_What needs to be done:_ Leave out the pictures and reproduce all of the data exactly.
start
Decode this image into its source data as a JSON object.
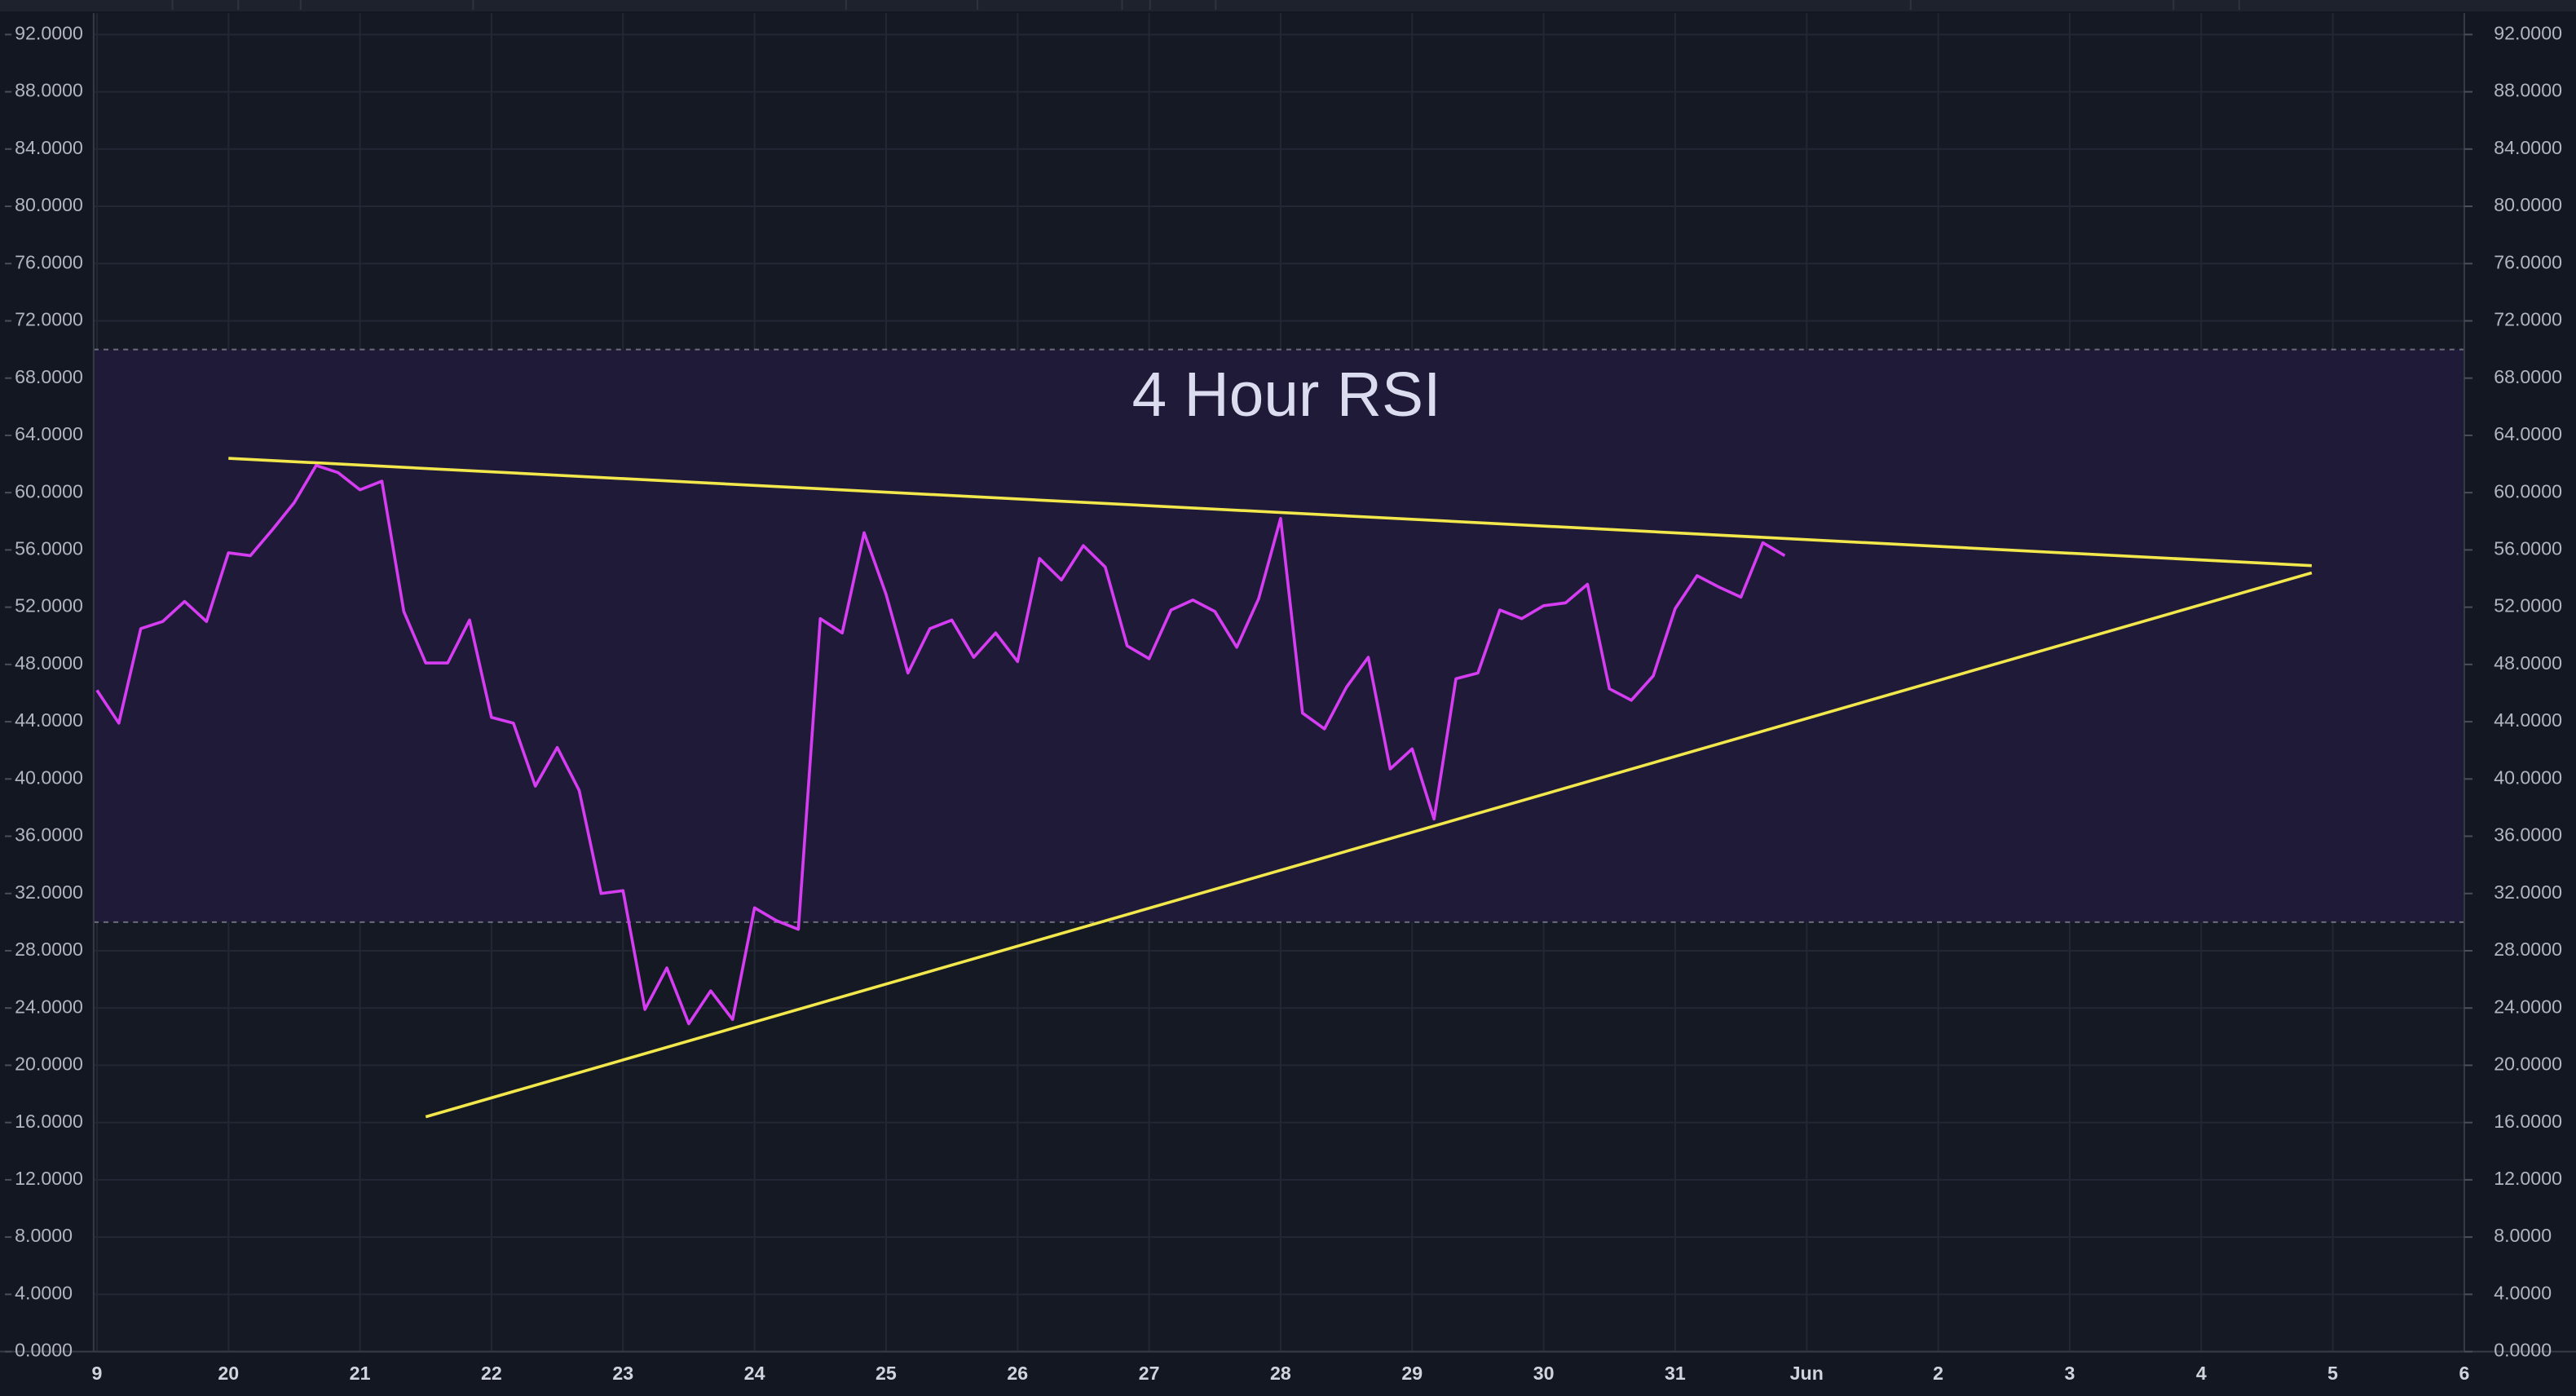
{
  "chart_data": {
    "type": "line",
    "annotation": "4 Hour RSI",
    "x": [
      19,
      19.1667,
      19.3333,
      19.5,
      19.6667,
      19.8333,
      20,
      20.1667,
      20.3333,
      20.5,
      20.6667,
      20.8333,
      21,
      21.1667,
      21.3333,
      21.5,
      21.6667,
      21.8333,
      22,
      22.1667,
      22.3333,
      22.5,
      22.6667,
      22.8333,
      23,
      23.1667,
      23.3333,
      23.5,
      23.6667,
      23.8333,
      24,
      24.1667,
      24.3333,
      24.5,
      24.6667,
      24.8333,
      25,
      25.1667,
      25.3333,
      25.5,
      25.6667,
      25.8333,
      26,
      26.1667,
      26.3333,
      26.5,
      26.6667,
      26.8333,
      27,
      27.1667,
      27.3333,
      27.5,
      27.6667,
      27.8333,
      28,
      28.1667,
      28.3333,
      28.5,
      28.6667,
      28.8333,
      29,
      29.1667,
      29.3333,
      29.5,
      29.6667,
      29.8333,
      30,
      30.1667,
      30.3333,
      30.5,
      30.6667,
      30.8333,
      31,
      31.1667,
      31.3333,
      31.5,
      31.6667,
      31.8333
    ],
    "values": [
      46.2,
      43.9,
      50.5,
      51,
      52.4,
      51,
      55.8,
      55.6,
      57.4,
      59.3,
      61.9,
      61.4,
      60.2,
      60.8,
      51.7,
      48.1,
      48.1,
      51.1,
      44.3,
      43.9,
      39.5,
      42.2,
      39.2,
      32,
      32.2,
      23.9,
      26.8,
      22.9,
      25.2,
      23.2,
      31,
      30.1,
      29.5,
      51.2,
      50.2,
      57.2,
      52.9,
      47.4,
      50.5,
      51.1,
      48.5,
      50.2,
      48.2,
      55.4,
      53.9,
      56.3,
      54.8,
      49.3,
      48.4,
      51.8,
      52.5,
      51.7,
      49.2,
      52.6,
      58.2,
      44.6,
      43.5,
      46.4,
      48.5,
      40.7,
      42.1,
      37.2,
      47,
      47.4,
      51.8,
      51.2,
      52.1,
      52.3,
      53.6,
      46.3,
      45.5,
      47.2,
      51.9,
      54.2,
      53.4,
      52.7,
      56.5,
      55.6
    ],
    "color": "#d63df2",
    "hlines": [
      70,
      30
    ],
    "band_color": "#1f1a38",
    "trendlines": [
      {
        "x": [
          20,
          35.84
        ],
        "y": [
          62.4,
          54.9
        ],
        "color": "#f2e84b"
      },
      {
        "x": [
          21.5,
          35.84
        ],
        "y": [
          16.4,
          54.4
        ],
        "color": "#f2e84b"
      }
    ],
    "xlim": [
      18.975,
      37
    ],
    "xticks": [
      {
        "value": 19,
        "label": "9"
      },
      20,
      21,
      22,
      23,
      24,
      25,
      26,
      27,
      28,
      29,
      30,
      31,
      {
        "value": 32,
        "label": "Jun"
      },
      {
        "value": 33,
        "label": "2"
      },
      {
        "value": 34,
        "label": "3"
      },
      {
        "value": 35,
        "label": "4"
      },
      {
        "value": 36,
        "label": "5"
      },
      {
        "value": 37,
        "label": "6"
      }
    ],
    "ylim": [
      0,
      92
    ],
    "yticks": [
      {
        "value": 0,
        "label": "0.0000"
      },
      {
        "value": 4,
        "label": "4.0000"
      },
      {
        "value": 8,
        "label": "8.0000"
      },
      {
        "value": 12,
        "label": "12.0000"
      },
      {
        "value": 16,
        "label": "16.0000"
      },
      {
        "value": 20,
        "label": "20.0000"
      },
      {
        "value": 24,
        "label": "24.0000"
      },
      {
        "value": 28,
        "label": "28.0000"
      },
      {
        "value": 32,
        "label": "32.0000"
      },
      {
        "value": 36,
        "label": "36.0000"
      },
      {
        "value": 40,
        "label": "40.0000"
      },
      {
        "value": 44,
        "label": "44.0000"
      },
      {
        "value": 48,
        "label": "48.0000"
      },
      {
        "value": 52,
        "label": "52.0000"
      },
      {
        "value": 56,
        "label": "56.0000"
      },
      {
        "value": 60,
        "label": "60.0000"
      },
      {
        "value": 64,
        "label": "64.0000"
      },
      {
        "value": 68,
        "label": "68.0000"
      },
      {
        "value": 72,
        "label": "72.0000"
      },
      {
        "value": 76,
        "label": "76.0000"
      },
      {
        "value": 80,
        "label": "80.0000"
      },
      {
        "value": 84,
        "label": "84.0000"
      },
      {
        "value": 88,
        "label": "88.0000"
      },
      {
        "value": 92,
        "label": "92.0000"
      }
    ],
    "grid": true
  }
}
end
_Solution:_
Decode this image into its source data as a JSON object.
{
  "chart_data": {
    "type": "line",
    "annotation": "4 Hour RSI",
    "x": [
      19,
      19.1667,
      19.3333,
      19.5,
      19.6667,
      19.8333,
      20,
      20.1667,
      20.3333,
      20.5,
      20.6667,
      20.8333,
      21,
      21.1667,
      21.3333,
      21.5,
      21.6667,
      21.8333,
      22,
      22.1667,
      22.3333,
      22.5,
      22.6667,
      22.8333,
      23,
      23.1667,
      23.3333,
      23.5,
      23.6667,
      23.8333,
      24,
      24.1667,
      24.3333,
      24.5,
      24.6667,
      24.8333,
      25,
      25.1667,
      25.3333,
      25.5,
      25.6667,
      25.8333,
      26,
      26.1667,
      26.3333,
      26.5,
      26.6667,
      26.8333,
      27,
      27.1667,
      27.3333,
      27.5,
      27.6667,
      27.8333,
      28,
      28.1667,
      28.3333,
      28.5,
      28.6667,
      28.8333,
      29,
      29.1667,
      29.3333,
      29.5,
      29.6667,
      29.8333,
      30,
      30.1667,
      30.3333,
      30.5,
      30.6667,
      30.8333,
      31,
      31.1667,
      31.3333,
      31.5,
      31.6667,
      31.8333
    ],
    "values": [
      46.2,
      43.9,
      50.5,
      51,
      52.4,
      51,
      55.8,
      55.6,
      57.4,
      59.3,
      61.9,
      61.4,
      60.2,
      60.8,
      51.7,
      48.1,
      48.1,
      51.1,
      44.3,
      43.9,
      39.5,
      42.2,
      39.2,
      32,
      32.2,
      23.9,
      26.8,
      22.9,
      25.2,
      23.2,
      31,
      30.1,
      29.5,
      51.2,
      50.2,
      57.2,
      52.9,
      47.4,
      50.5,
      51.1,
      48.5,
      50.2,
      48.2,
      55.4,
      53.9,
      56.3,
      54.8,
      49.3,
      48.4,
      51.8,
      52.5,
      51.7,
      49.2,
      52.6,
      58.2,
      44.6,
      43.5,
      46.4,
      48.5,
      40.7,
      42.1,
      37.2,
      47,
      47.4,
      51.8,
      51.2,
      52.1,
      52.3,
      53.6,
      46.3,
      45.5,
      47.2,
      51.9,
      54.2,
      53.4,
      52.7,
      56.5,
      55.6
    ],
    "color": "#d63df2",
    "hlines": [
      70,
      30
    ],
    "band_color": "#1f1a38",
    "trendlines": [
      {
        "x": [
          20,
          35.84
        ],
        "y": [
          62.4,
          54.9
        ],
        "color": "#f2e84b"
      },
      {
        "x": [
          21.5,
          35.84
        ],
        "y": [
          16.4,
          54.4
        ],
        "color": "#f2e84b"
      }
    ],
    "xlim": [
      18.975,
      37
    ],
    "xticks": [
      {
        "value": 19,
        "label": "9"
      },
      20,
      21,
      22,
      23,
      24,
      25,
      26,
      27,
      28,
      29,
      30,
      31,
      {
        "value": 32,
        "label": "Jun"
      },
      {
        "value": 33,
        "label": "2"
      },
      {
        "value": 34,
        "label": "3"
      },
      {
        "value": 35,
        "label": "4"
      },
      {
        "value": 36,
        "label": "5"
      },
      {
        "value": 37,
        "label": "6"
      }
    ],
    "ylim": [
      0,
      92
    ],
    "yticks": [
      {
        "value": 0,
        "label": "0.0000"
      },
      {
        "value": 4,
        "label": "4.0000"
      },
      {
        "value": 8,
        "label": "8.0000"
      },
      {
        "value": 12,
        "label": "12.0000"
      },
      {
        "value": 16,
        "label": "16.0000"
      },
      {
        "value": 20,
        "label": "20.0000"
      },
      {
        "value": 24,
        "label": "24.0000"
      },
      {
        "value": 28,
        "label": "28.0000"
      },
      {
        "value": 32,
        "label": "32.0000"
      },
      {
        "value": 36,
        "label": "36.0000"
      },
      {
        "value": 40,
        "label": "40.0000"
      },
      {
        "value": 44,
        "label": "44.0000"
      },
      {
        "value": 48,
        "label": "48.0000"
      },
      {
        "value": 52,
        "label": "52.0000"
      },
      {
        "value": 56,
        "label": "56.0000"
      },
      {
        "value": 60,
        "label": "60.0000"
      },
      {
        "value": 64,
        "label": "64.0000"
      },
      {
        "value": 68,
        "label": "68.0000"
      },
      {
        "value": 72,
        "label": "72.0000"
      },
      {
        "value": 76,
        "label": "76.0000"
      },
      {
        "value": 80,
        "label": "80.0000"
      },
      {
        "value": 84,
        "label": "84.0000"
      },
      {
        "value": 88,
        "label": "88.0000"
      },
      {
        "value": 92,
        "label": "92.0000"
      }
    ],
    "grid": true
  }
}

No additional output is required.